* _GIVEN PROBLEM_: Reproduce each line exactly. Skip none.
## begin INPUT DATA
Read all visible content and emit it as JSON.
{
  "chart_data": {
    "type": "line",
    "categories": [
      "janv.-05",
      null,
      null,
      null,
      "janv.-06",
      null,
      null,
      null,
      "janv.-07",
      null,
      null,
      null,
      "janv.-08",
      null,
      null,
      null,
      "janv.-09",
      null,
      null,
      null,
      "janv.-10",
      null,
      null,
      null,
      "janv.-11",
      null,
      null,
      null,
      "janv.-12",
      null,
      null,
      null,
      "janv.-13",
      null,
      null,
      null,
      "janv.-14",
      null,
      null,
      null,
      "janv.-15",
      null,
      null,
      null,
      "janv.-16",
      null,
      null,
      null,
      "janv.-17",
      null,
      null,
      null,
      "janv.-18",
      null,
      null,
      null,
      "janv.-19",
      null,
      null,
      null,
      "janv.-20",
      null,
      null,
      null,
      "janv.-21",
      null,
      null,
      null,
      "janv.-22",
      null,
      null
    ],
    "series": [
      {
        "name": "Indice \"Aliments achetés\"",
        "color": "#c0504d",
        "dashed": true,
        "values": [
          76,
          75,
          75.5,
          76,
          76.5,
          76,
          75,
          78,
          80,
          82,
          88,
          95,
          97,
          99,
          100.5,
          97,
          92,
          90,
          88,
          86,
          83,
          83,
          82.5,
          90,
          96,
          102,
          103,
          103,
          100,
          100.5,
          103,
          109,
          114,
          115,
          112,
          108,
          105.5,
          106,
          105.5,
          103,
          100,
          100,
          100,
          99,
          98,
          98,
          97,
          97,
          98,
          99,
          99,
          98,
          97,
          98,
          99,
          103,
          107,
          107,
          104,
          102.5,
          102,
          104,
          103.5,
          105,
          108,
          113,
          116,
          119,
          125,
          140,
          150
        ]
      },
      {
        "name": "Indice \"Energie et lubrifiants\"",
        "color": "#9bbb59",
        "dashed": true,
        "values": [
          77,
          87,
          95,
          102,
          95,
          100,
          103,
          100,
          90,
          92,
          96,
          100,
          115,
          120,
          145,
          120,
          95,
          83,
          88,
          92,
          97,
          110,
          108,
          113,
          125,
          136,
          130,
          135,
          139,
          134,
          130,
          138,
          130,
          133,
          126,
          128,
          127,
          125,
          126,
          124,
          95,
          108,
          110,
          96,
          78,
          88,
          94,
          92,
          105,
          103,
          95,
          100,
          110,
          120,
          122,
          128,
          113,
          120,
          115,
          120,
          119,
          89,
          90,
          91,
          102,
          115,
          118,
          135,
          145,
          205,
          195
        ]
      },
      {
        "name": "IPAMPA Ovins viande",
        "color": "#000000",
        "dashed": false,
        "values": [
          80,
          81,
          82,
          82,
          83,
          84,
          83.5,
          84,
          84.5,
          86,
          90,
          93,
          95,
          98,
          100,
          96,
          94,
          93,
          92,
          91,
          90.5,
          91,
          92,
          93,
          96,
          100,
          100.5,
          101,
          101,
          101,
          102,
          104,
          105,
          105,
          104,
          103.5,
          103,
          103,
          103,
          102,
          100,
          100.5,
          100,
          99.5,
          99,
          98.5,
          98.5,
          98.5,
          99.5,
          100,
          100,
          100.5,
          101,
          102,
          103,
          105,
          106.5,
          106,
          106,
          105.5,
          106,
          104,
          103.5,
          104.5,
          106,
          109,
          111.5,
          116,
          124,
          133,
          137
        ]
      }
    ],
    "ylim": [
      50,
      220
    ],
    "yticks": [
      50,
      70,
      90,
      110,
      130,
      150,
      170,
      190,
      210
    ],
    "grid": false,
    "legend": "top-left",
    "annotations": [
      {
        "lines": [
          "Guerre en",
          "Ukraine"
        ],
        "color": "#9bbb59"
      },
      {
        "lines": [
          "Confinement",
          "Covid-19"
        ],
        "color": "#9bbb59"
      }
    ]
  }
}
## end INPUT DATA
* _OUTPUT BELOW_:
Read all visible content and emit it as JSON.
{
  "chart_data": {
    "type": "line",
    "categories": [
      "janv.-05",
      null,
      null,
      null,
      "janv.-06",
      null,
      null,
      null,
      "janv.-07",
      null,
      null,
      null,
      "janv.-08",
      null,
      null,
      null,
      "janv.-09",
      null,
      null,
      null,
      "janv.-10",
      null,
      null,
      null,
      "janv.-11",
      null,
      null,
      null,
      "janv.-12",
      null,
      null,
      null,
      "janv.-13",
      null,
      null,
      null,
      "janv.-14",
      null,
      null,
      null,
      "janv.-15",
      null,
      null,
      null,
      "janv.-16",
      null,
      null,
      null,
      "janv.-17",
      null,
      null,
      null,
      "janv.-18",
      null,
      null,
      null,
      "janv.-19",
      null,
      null,
      null,
      "janv.-20",
      null,
      null,
      null,
      "janv.-21",
      null,
      null,
      null,
      "janv.-22",
      null,
      null
    ],
    "series": [
      {
        "name": "Indice \"Aliments achetés\"",
        "color": "#c0504d",
        "dashed": true,
        "values": [
          76,
          75,
          75.5,
          76,
          76.5,
          76,
          75,
          78,
          80,
          82,
          88,
          95,
          97,
          99,
          100.5,
          97,
          92,
          90,
          88,
          86,
          83,
          83,
          82.5,
          90,
          96,
          102,
          103,
          103,
          100,
          100.5,
          103,
          109,
          114,
          115,
          112,
          108,
          105.5,
          106,
          105.5,
          103,
          100,
          100,
          100,
          99,
          98,
          98,
          97,
          97,
          98,
          99,
          99,
          98,
          97,
          98,
          99,
          103,
          107,
          107,
          104,
          102.5,
          102,
          104,
          103.5,
          105,
          108,
          113,
          116,
          119,
          125,
          140,
          150
        ]
      },
      {
        "name": "Indice \"Energie et lubrifiants\"",
        "color": "#9bbb59",
        "dashed": true,
        "values": [
          77,
          87,
          95,
          102,
          95,
          100,
          103,
          100,
          90,
          92,
          96,
          100,
          115,
          120,
          145,
          120,
          95,
          83,
          88,
          92,
          97,
          110,
          108,
          113,
          125,
          136,
          130,
          135,
          139,
          134,
          130,
          138,
          130,
          133,
          126,
          128,
          127,
          125,
          126,
          124,
          95,
          108,
          110,
          96,
          78,
          88,
          94,
          92,
          105,
          103,
          95,
          100,
          110,
          120,
          122,
          128,
          113,
          120,
          115,
          120,
          119,
          89,
          90,
          91,
          102,
          115,
          118,
          135,
          145,
          205,
          195
        ]
      },
      {
        "name": "IPAMPA Ovins viande",
        "color": "#000000",
        "dashed": false,
        "values": [
          80,
          81,
          82,
          82,
          83,
          84,
          83.5,
          84,
          84.5,
          86,
          90,
          93,
          95,
          98,
          100,
          96,
          94,
          93,
          92,
          91,
          90.5,
          91,
          92,
          93,
          96,
          100,
          100.5,
          101,
          101,
          101,
          102,
          104,
          105,
          105,
          104,
          103.5,
          103,
          103,
          103,
          102,
          100,
          100.5,
          100,
          99.5,
          99,
          98.5,
          98.5,
          98.5,
          99.5,
          100,
          100,
          100.5,
          101,
          102,
          103,
          105,
          106.5,
          106,
          106,
          105.5,
          106,
          104,
          103.5,
          104.5,
          106,
          109,
          111.5,
          116,
          124,
          133,
          137
        ]
      }
    ],
    "ylim": [
      50,
      220
    ],
    "yticks": [
      50,
      70,
      90,
      110,
      130,
      150,
      170,
      190,
      210
    ],
    "grid": false,
    "legend": "top-left",
    "annotations": [
      {
        "lines": [
          "Guerre en",
          "Ukraine"
        ],
        "color": "#9bbb59"
      },
      {
        "lines": [
          "Confinement",
          "Covid-19"
        ],
        "color": "#9bbb59"
      }
    ]
  }
}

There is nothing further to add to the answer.